Collected data entries
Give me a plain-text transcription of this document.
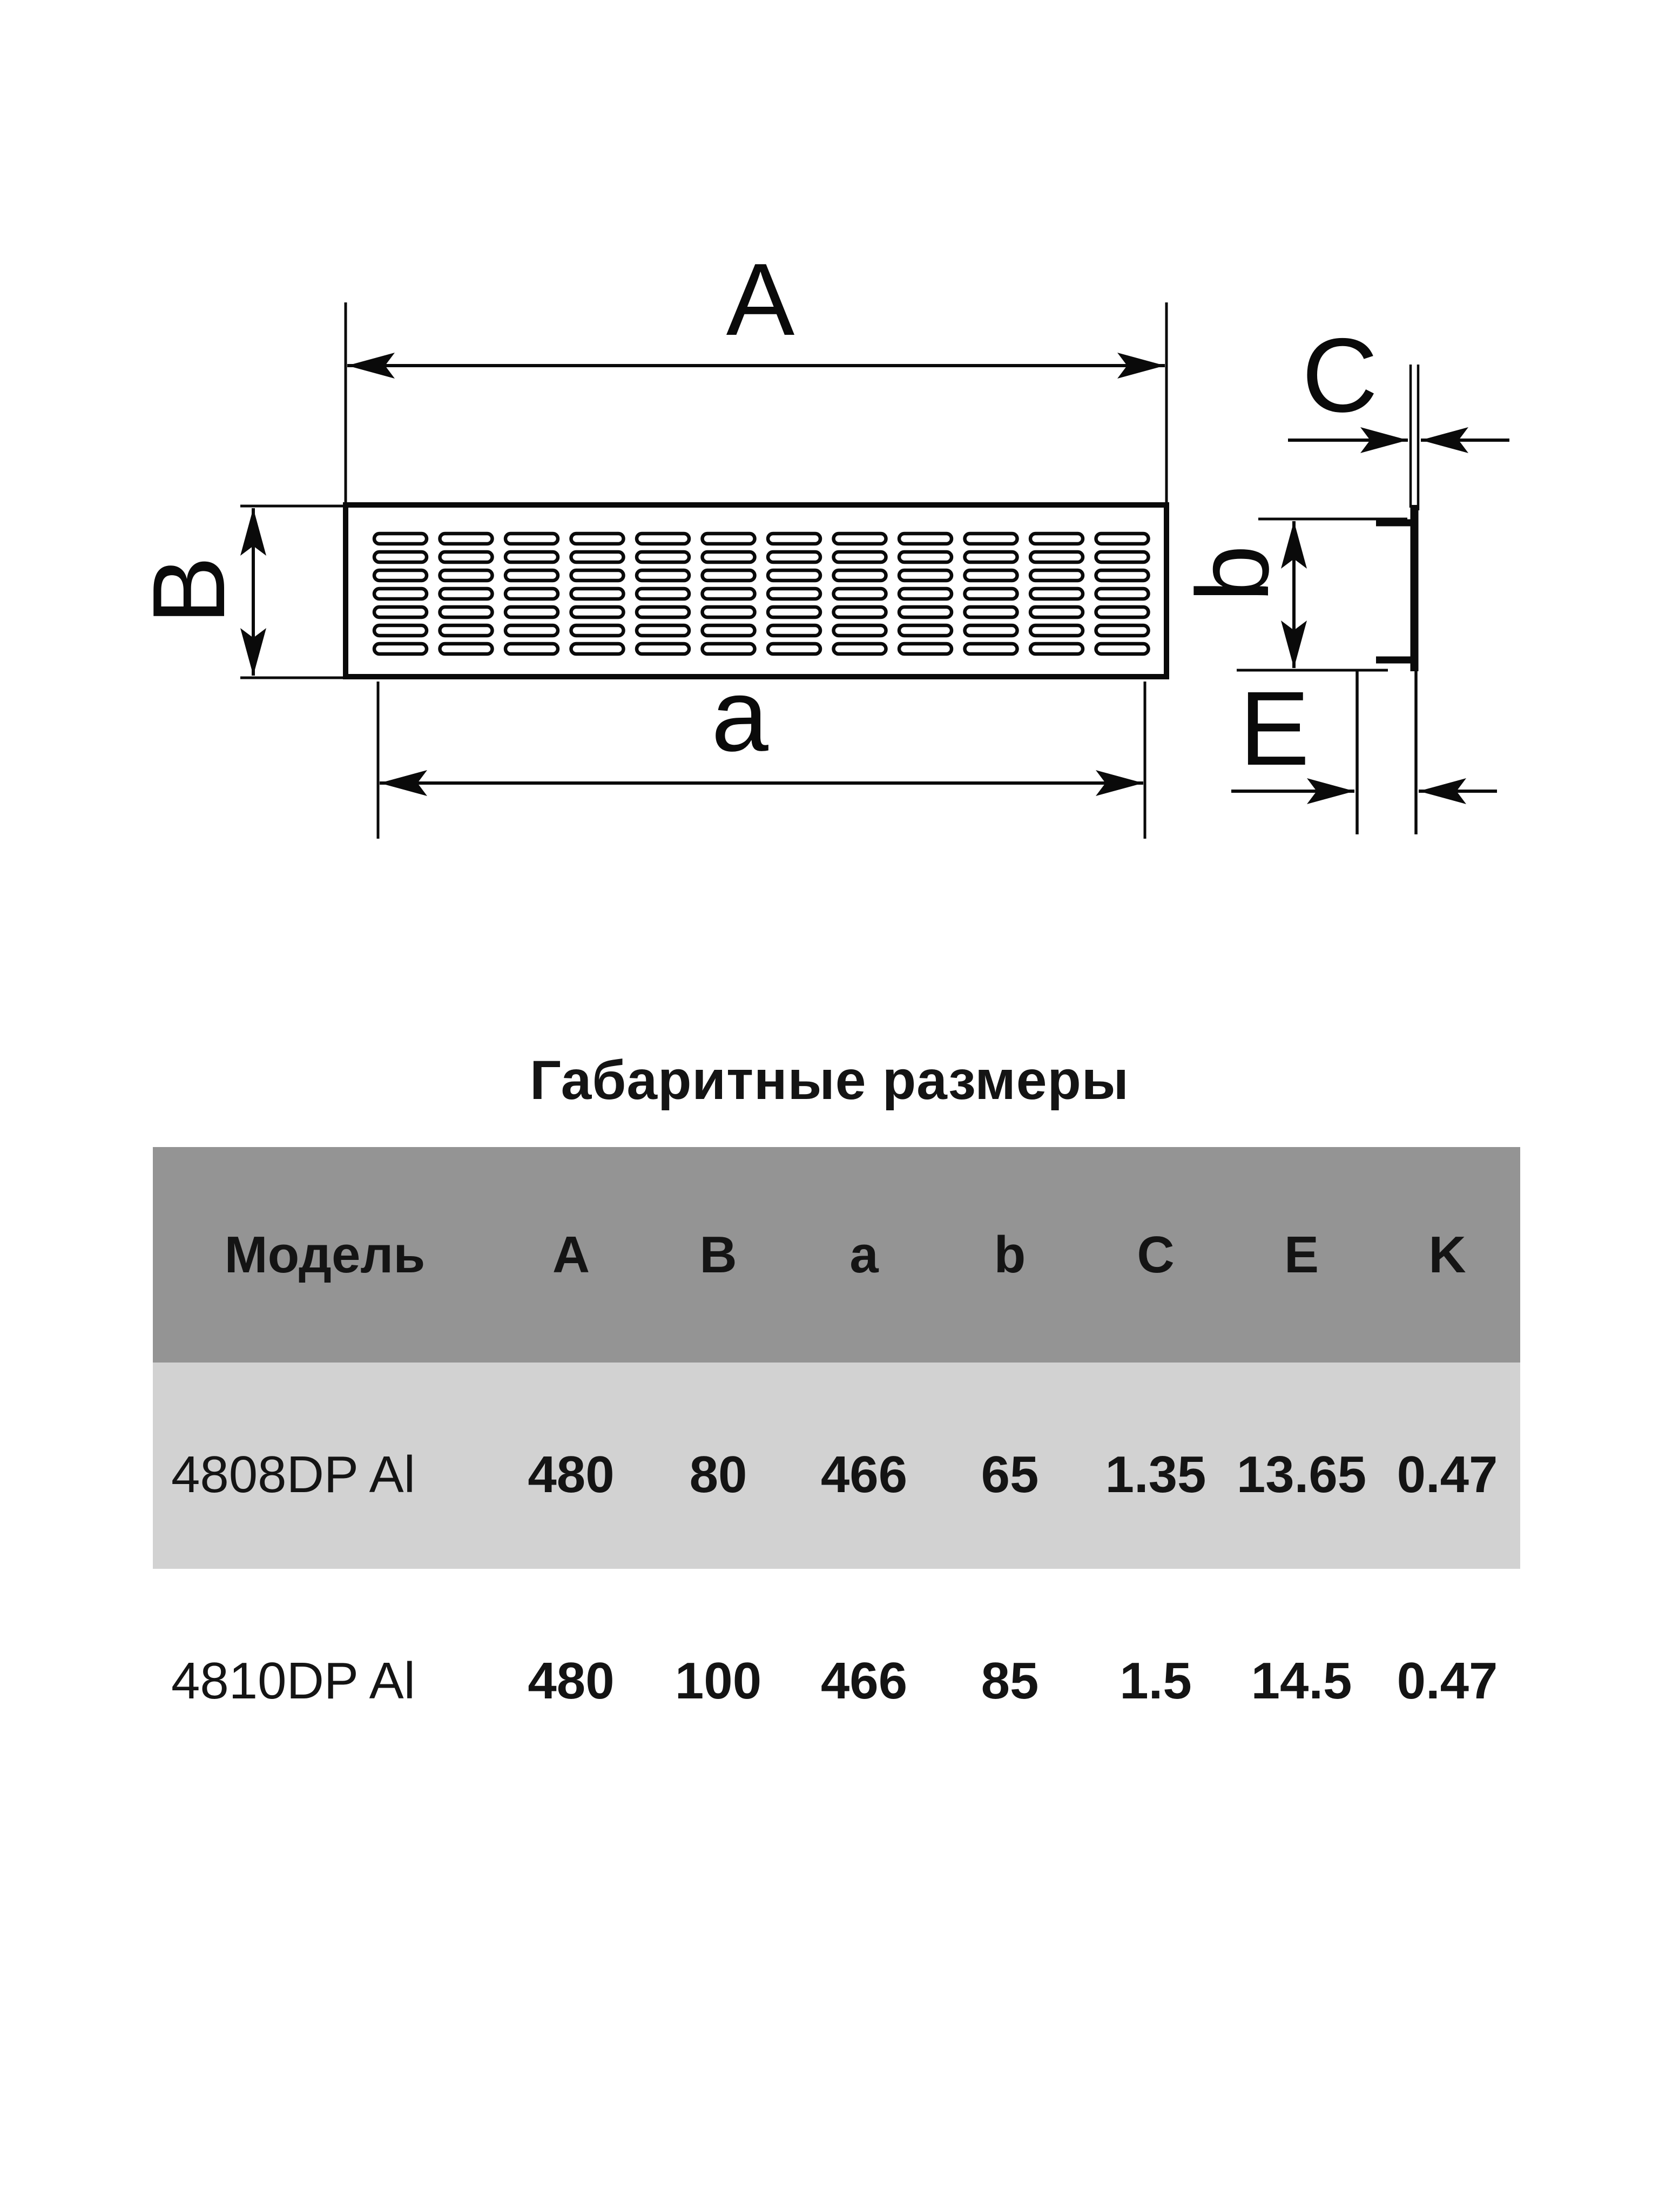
A
B
a
C
b
E
Габаритные размеры
Модель	A	B	a	b	C	E	K
4808DP Al	480	80	466	65	1.35 13.65 0.47
4810DP Al	480	100	466	85	1.5	14.5 0.47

== Short exercise ==
Give all the entries again exactly, dropping each picture.

== Result for this exercise ==
Give me a plain-text transcription of this document.
A
B
a
C
b
E
Габаритные размеры
Модель	A	B	a	b	C	E	K
4808DP Al	480	80	466	65	1.35 13.65 0.47
4810DP Al	480	100	466	85	1.5	14.5 0.47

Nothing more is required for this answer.